● **Tasks for this exercise**
A. According to the email thread, which URL yields the PWP manifest?
B. Identify every line of the listing that contains the string "agree" and copy each one out.

● **Text extract**
+++++
Re: [Locators] Re: While it is still fresh in our minds: '!' is not just a funny fragment identifier...

Looks like EPUB CFI…
Luc


De : Ivan Herman <ivan@w3.org<mailto:ivan@w3.org>>
Date : mardi 22 décembre 2015 09:34
À : AUDRAIN LUC AUDRAIN LUC <laudrain@hachette-livre.fr<mailto:laudrain@hachette-livre.fr>>
Cc : Shane McCarron <shane@aptest.com<mailto:shane@aptest.com>>, Leonard Rosenthol <lrosenth@adobe.com<mailto:lrosenth@adobe.com>>, Romain Deltour <rdeltour@gmail.com<mailto:rdeltour@gmail.com>>, Bill Kasdorf <bkasdorf@apexcovantage.com<mailto:bkasdorf@apexcovantage.com>>, Tzviya Siegman <tsiegman@wiley.com<mailto:tsiegman@wiley.com>>, W3C Digital Publishing IG <public-digipub-ig@w3.org<mailto:public-digipub-ig@w3.org>>
Objet : [Locators] Re: While it is still fresh in our minds: '!' is not just a funny fragment identifier...


On 22 Dec 2015, at 09:22, AUDRAIN LUC <LAUDRAIN@hachette-livre.fr<mailto:LAUDRAIN@hachette-livre.fr>> wrote:

Sorry, perhaps I am not at the same level of abstraction.
And yes, it may be certainly a question of server’s trick.

But from a resource producer point of view, if "http://www.example.org/A!B and http://www.example.org/A are two completely different resources", is B a sub-resource of A?

By default there is nothing that says that as far as the HTTP protocol is concerned.


 *   If yes, « in A¡B, B is a sub-resource of A », then resource producers have to build « two completely different resources » for a commun content B,
 *   If no, « in A¡B, B is not a sub-resource of A », what does A¡B means a locator for B, why not use http://www.example.org/B?

Good question. And to make it clear: I did not propose the usage of the '!' character, it is just mentioned as a possible avenue. I believe it was used in a very restricted manner (and not generally):

• http://www.example.org/A is the URL yielding the PWP manifest (or something similar)
• http://www.example.org/A!B was to access a resource within the PWP (but that must either be aided by the server, or the client has to have some built in logic to manage that URI instead of issuing a direct HTTP GET>

I seem to remember that Readium uses this trick in its Service Worker experimentation.
+++++
[Element position data]
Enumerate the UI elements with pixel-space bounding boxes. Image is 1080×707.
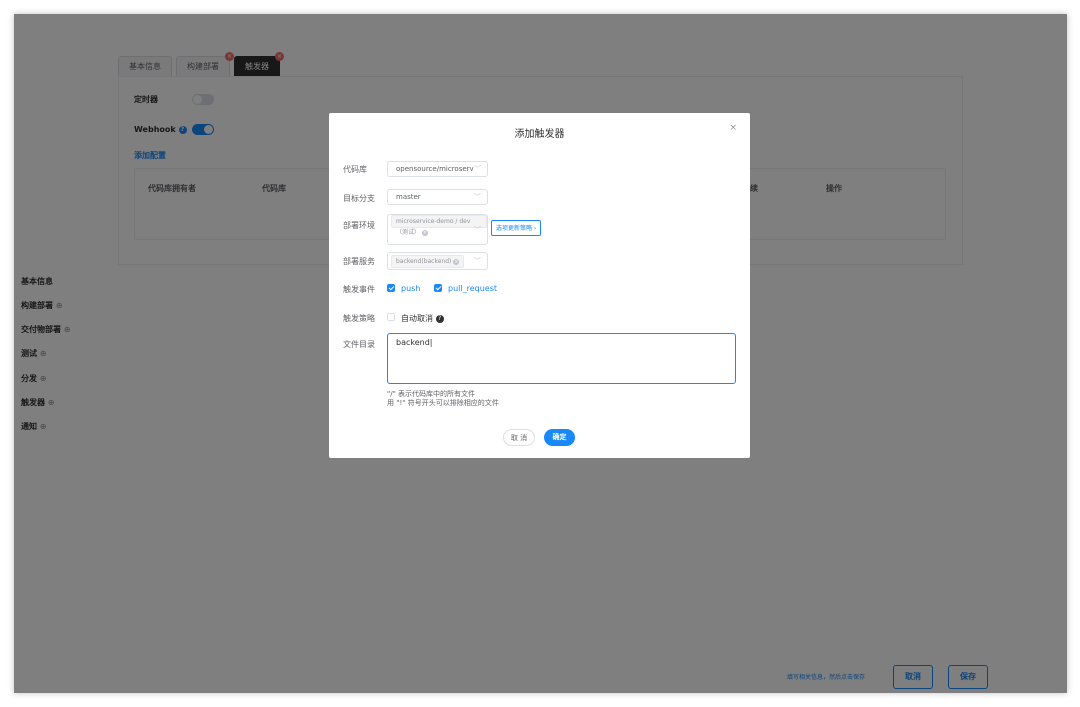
env-tag: microservice-demo / dev（测试） × [391,215,487,236]
chevron-down-icon: ﹀ [474,257,481,265]
pull-request-label[interactable]: pull_request [448,284,497,293]
service-label: 部署服务 [343,257,375,266]
auto-cancel-checkbox[interactable] [387,313,395,321]
service-select[interactable]: backend(backend) × ﹀ [387,252,488,270]
auto-cancel-label[interactable]: 自动取消 ? [401,313,444,324]
chevron-down-icon: ﹀ [474,193,481,201]
repo-select[interactable]: opensource/microserv ﹀ [387,161,488,177]
app-screen: 基本信息 构建部署× 触发器× 定时器 Webhook ? 添加配置 代码库拥有… [14,14,1067,693]
push-label[interactable]: push [401,284,420,293]
env-strategy-button[interactable]: 选项更新策略 › [491,220,542,236]
tag-close-icon[interactable]: × [453,258,460,265]
chevron-down-icon: ﹀ [474,165,481,173]
strategy-label: 触发策略 [343,314,375,323]
chevron-down-icon: ﹀ [474,226,481,234]
tag-close-icon[interactable]: × [422,229,429,236]
env-select[interactable]: microservice-demo / dev（测试） × ﹀ [387,214,488,245]
dialog-title: 添加触发器 [514,129,565,140]
dir-label: 文件目录 [343,340,375,349]
service-tag: backend(backend) × [391,255,465,268]
event-label: 触发事件 [343,285,375,294]
cancel-button[interactable]: 取 消 [503,429,535,446]
close-icon[interactable]: × [729,123,737,133]
branch-label: 目标分支 [343,194,375,203]
branch-select[interactable]: master ﹀ [387,189,488,205]
add-trigger-dialog: 添加触发器 × 代码库 opensource/microserv ﹀ 目标分支 … [329,113,750,458]
pull-request-checkbox[interactable] [434,284,442,292]
repo-label: 代码库 [343,165,367,174]
hint-line-2: 用 "!" 符号开头可以排除相应的文件 [387,399,499,407]
env-label: 部署环境 [343,221,375,230]
confirm-button[interactable]: 确定 [544,429,575,446]
help-icon: ? [435,314,444,323]
file-dir-textarea[interactable]: backend| [387,333,736,384]
push-checkbox[interactable] [387,284,395,292]
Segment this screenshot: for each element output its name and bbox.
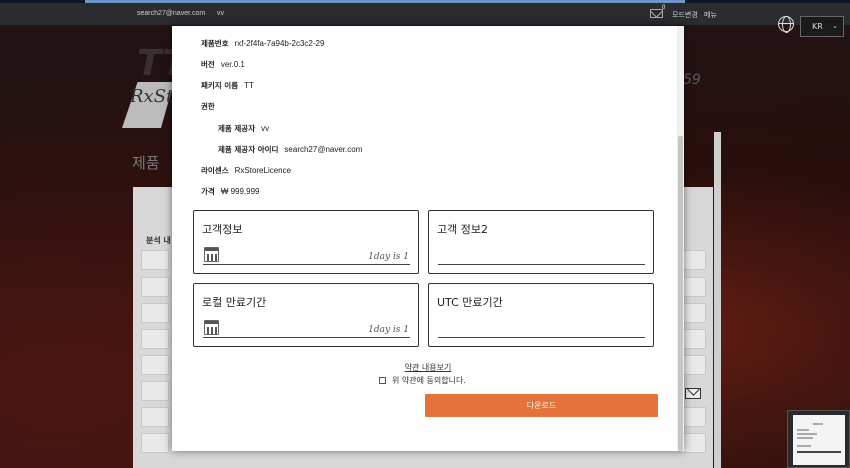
info-key: 가격 (201, 187, 215, 196)
info-product-number: 제품번호 rxf-2f4fa-7a94b-2c3c2-29 (201, 38, 324, 49)
bg-input-row (141, 355, 169, 375)
bg-input-row (141, 303, 169, 323)
mode-change-link[interactable]: 모드변경 (672, 10, 698, 20)
bg-page-heading: 제품 (132, 154, 160, 172)
info-value: ₩ 999,999 (220, 187, 260, 196)
local-expiry-field[interactable]: 로컬 만료기간 1day is 1 (193, 283, 419, 347)
chevron-down-icon: ⌄ (832, 22, 838, 30)
customer-info-field[interactable]: 고객정보 1day is 1 (193, 210, 419, 274)
info-key: 라이센스 (201, 166, 229, 175)
globe-icon (778, 16, 794, 33)
info-value: RxStoreLicence (234, 166, 292, 175)
info-value: rxf-2f4fa-7a94b-2c3c2-29 (234, 39, 325, 48)
thumbnail-line (813, 423, 823, 425)
info-key: 패키지 이름 (201, 81, 239, 90)
bg-scrollbar (714, 132, 721, 468)
thumbnail-page (793, 415, 845, 465)
agree-checkbox[interactable] (379, 377, 386, 384)
view-terms-link[interactable]: 약관 내용보기 (172, 362, 684, 373)
info-key: 제품 제공자 아이디 (218, 145, 279, 154)
top-bar: search27@naver.com vv 0 모드변경 메뉴 (0, 3, 850, 25)
info-provider: 제품 제공자 vv (218, 123, 269, 134)
agree-terms[interactable]: 위 약관에 동의합니다. (379, 375, 466, 386)
preview-thumbnail[interactable] (787, 410, 850, 468)
field-underline (203, 264, 410, 265)
local-expiry-hint: 1day is 1 (368, 325, 409, 335)
language-value: KR (812, 22, 823, 31)
local-expiry-label: 로컬 만료기간 (202, 296, 267, 309)
thumbnail-line (797, 445, 811, 447)
info-value: TT (244, 81, 254, 90)
info-license: 라이센스 RxStoreLicence (201, 165, 291, 176)
info-package-name: 패키지 이름 TT (201, 80, 254, 91)
info-value: vv (261, 124, 270, 133)
bg-input-row (141, 329, 169, 349)
bg-timer-fragment: 59 (683, 72, 701, 88)
product-download-modal: 제품번호 rxf-2f4fa-7a94b-2c3c2-29 버전 ver.0.1 패… (172, 26, 684, 451)
field-underline (438, 264, 645, 265)
info-version: 버전 ver.0.1 (201, 59, 245, 70)
thumbnail-line (797, 433, 817, 435)
info-permission: 권한 (201, 101, 221, 112)
agree-label: 위 약관에 동의합니다. (392, 376, 466, 385)
bg-logo-script: RxSt (130, 86, 174, 107)
bg-input-row (141, 277, 169, 297)
customer-info-label: 고객정보 (202, 223, 243, 236)
info-key: 버전 (201, 60, 215, 69)
info-key: 권한 (201, 102, 215, 111)
user-email: search27@naver.com (137, 10, 206, 17)
envelope-icon (685, 388, 701, 399)
bg-input-row (141, 381, 169, 401)
modal-scrollbar-thumb[interactable] (678, 136, 683, 451)
info-key: 제품 제공자 (218, 124, 256, 133)
utc-expiry-label: UTC 만료기간 (437, 296, 503, 309)
customer-info2-label: 고객 정보2 (437, 223, 488, 236)
info-provider-id: 제품 제공자 아이디 search27@naver.com (218, 144, 362, 155)
field-underline (203, 337, 410, 338)
thumbnail-line (797, 429, 809, 431)
bg-input-row (141, 433, 169, 453)
customer-info-hint: 1day is 1 (368, 252, 409, 262)
calendar-icon[interactable] (204, 247, 219, 262)
mail-count-badge: 0 (662, 5, 666, 11)
info-value: ver.0.1 (220, 60, 245, 69)
field-underline (438, 337, 645, 338)
customer-info2-field[interactable]: 고객 정보2 (428, 210, 654, 274)
download-button[interactable]: 다운로드 (425, 394, 658, 417)
user-name: vv (217, 10, 224, 17)
language-select[interactable]: KR ⌄ (800, 16, 844, 37)
calendar-icon[interactable] (204, 320, 219, 335)
info-key: 제품번호 (201, 39, 229, 48)
info-price: 가격 ₩ 999,999 (201, 186, 260, 197)
bg-input-row (141, 407, 169, 427)
bg-input-row (141, 250, 169, 270)
bg-panel-label: 분석 내 (146, 236, 171, 245)
menu-link[interactable]: 메뉴 (704, 10, 717, 20)
thumbnail-line (797, 437, 813, 439)
utc-expiry-field[interactable]: UTC 만료기간 (428, 283, 654, 347)
info-value: search27@naver.com (284, 145, 363, 154)
thumbnail-line (797, 451, 841, 453)
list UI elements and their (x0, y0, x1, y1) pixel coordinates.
+++++
● **Outputs by task**
A. http://www.example.org/A

B.
agree-checkbox[interactable] (379, 377, 386, 384)
agree-terms[interactable]: 위 약관에 동의합니다. (379, 375, 466, 386)
agree-label: 위 약관에 동의합니다. (392, 376, 466, 385)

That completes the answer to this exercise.